*Do this:*
Scan the following material for the string "Saller" and copy each line in which it appears.

━━━ Supplied material

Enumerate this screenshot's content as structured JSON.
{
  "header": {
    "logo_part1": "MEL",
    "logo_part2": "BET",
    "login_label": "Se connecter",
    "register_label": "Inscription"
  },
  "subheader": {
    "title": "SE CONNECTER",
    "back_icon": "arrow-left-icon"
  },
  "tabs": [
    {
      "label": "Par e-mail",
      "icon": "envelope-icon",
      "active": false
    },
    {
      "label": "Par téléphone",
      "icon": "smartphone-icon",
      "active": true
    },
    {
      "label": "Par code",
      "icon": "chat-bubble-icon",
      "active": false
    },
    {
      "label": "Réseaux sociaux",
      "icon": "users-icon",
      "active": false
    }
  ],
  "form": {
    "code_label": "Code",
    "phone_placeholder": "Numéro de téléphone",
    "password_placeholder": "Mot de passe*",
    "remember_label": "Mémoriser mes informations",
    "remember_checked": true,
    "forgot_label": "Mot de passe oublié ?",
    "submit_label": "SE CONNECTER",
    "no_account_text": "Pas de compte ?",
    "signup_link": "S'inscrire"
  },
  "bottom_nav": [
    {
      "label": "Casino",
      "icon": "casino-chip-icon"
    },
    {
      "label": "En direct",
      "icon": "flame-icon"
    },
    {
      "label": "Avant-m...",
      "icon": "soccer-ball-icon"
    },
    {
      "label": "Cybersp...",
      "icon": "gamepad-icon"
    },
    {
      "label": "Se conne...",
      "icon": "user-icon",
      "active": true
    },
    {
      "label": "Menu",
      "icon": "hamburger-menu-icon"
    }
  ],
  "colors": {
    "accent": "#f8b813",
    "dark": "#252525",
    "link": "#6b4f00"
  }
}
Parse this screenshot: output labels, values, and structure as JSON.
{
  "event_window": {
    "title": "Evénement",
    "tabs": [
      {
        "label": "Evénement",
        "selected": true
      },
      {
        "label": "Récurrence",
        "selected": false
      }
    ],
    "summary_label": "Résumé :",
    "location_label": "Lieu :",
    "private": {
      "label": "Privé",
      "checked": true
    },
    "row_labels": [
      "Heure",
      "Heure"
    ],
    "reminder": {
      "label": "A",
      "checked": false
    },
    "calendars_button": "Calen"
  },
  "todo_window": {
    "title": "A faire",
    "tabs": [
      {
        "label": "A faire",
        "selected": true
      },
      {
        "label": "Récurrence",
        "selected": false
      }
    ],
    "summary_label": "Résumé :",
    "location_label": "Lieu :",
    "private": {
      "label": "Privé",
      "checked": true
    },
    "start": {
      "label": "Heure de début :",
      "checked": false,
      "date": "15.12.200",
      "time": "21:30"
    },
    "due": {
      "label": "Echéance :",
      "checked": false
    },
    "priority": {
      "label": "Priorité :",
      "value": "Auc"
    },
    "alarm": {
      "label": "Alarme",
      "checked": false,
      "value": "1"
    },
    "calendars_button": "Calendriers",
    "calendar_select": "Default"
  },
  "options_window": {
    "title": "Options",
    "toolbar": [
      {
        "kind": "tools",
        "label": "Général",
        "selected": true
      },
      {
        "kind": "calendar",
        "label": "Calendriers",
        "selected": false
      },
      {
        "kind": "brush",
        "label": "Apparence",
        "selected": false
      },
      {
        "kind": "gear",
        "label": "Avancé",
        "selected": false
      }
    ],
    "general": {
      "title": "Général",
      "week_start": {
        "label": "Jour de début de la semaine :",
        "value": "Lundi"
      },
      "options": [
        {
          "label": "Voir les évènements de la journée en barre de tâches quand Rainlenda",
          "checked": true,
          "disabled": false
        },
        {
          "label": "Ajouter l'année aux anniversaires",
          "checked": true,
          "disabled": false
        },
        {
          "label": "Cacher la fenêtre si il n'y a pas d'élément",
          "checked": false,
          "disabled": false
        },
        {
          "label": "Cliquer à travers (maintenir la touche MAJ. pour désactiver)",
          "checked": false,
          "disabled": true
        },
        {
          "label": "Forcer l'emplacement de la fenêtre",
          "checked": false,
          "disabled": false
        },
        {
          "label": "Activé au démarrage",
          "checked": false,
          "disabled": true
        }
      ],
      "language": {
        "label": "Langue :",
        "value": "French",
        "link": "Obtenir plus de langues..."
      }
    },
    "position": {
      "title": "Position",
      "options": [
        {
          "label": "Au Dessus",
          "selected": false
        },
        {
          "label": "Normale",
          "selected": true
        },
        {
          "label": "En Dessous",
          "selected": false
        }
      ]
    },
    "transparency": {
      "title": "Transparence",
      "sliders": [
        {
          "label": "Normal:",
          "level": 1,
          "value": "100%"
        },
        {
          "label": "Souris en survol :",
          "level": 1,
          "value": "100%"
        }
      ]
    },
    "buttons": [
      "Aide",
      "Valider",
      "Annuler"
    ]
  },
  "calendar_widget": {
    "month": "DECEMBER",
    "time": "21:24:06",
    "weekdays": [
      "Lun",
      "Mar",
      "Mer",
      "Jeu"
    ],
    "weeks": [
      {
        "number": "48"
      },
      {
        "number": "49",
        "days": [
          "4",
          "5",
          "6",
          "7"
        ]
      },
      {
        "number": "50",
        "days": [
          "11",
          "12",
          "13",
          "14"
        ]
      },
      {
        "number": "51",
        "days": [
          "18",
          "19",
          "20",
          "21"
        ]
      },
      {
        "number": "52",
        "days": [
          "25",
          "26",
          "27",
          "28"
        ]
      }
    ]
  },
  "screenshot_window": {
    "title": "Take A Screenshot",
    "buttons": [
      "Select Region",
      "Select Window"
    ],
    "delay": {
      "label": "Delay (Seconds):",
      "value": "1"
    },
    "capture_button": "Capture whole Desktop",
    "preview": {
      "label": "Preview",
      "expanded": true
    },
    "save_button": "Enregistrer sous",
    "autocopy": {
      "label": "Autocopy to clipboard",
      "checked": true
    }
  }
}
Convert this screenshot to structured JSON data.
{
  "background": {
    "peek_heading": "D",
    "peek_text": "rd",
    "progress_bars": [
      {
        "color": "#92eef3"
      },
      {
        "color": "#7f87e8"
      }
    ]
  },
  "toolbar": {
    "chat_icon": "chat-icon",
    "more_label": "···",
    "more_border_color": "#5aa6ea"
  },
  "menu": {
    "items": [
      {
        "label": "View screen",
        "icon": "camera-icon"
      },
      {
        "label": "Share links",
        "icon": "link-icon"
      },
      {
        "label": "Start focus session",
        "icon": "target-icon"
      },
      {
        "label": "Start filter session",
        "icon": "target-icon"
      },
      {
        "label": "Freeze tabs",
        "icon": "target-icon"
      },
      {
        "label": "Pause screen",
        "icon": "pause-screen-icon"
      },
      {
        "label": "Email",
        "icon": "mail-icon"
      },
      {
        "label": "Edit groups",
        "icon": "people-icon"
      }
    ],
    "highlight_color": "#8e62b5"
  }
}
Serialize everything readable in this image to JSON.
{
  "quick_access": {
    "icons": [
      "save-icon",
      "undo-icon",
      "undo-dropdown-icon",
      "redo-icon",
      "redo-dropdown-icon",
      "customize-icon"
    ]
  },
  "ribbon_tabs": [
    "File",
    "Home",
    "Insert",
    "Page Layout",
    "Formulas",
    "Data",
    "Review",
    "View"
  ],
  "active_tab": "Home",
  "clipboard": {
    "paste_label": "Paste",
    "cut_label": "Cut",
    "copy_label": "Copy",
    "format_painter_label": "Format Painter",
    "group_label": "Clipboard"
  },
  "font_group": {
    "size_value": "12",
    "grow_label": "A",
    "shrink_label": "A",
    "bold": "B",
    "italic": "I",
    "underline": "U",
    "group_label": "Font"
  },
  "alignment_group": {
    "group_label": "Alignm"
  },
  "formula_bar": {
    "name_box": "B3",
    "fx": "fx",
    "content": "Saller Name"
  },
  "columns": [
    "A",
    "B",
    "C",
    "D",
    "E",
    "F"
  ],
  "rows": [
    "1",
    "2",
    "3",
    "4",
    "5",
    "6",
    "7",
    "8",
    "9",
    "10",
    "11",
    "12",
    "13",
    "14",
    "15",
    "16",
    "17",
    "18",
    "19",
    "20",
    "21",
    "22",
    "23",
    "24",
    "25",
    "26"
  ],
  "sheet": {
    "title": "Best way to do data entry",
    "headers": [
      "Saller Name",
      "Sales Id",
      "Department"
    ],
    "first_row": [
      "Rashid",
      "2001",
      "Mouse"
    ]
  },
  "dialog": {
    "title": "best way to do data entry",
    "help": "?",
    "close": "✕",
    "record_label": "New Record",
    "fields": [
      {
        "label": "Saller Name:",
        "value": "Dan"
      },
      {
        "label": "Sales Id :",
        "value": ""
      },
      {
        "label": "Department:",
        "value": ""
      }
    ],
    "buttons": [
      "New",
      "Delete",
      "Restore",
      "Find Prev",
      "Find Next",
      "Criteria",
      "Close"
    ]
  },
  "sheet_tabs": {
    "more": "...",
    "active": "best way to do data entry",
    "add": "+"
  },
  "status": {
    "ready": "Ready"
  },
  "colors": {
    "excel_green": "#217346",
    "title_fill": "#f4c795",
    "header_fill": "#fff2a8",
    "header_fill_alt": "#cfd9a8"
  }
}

━━━━━━

*Written solution:*
    "content": "Saller Name"
      "Saller Name",
        "label": "Saller Name:",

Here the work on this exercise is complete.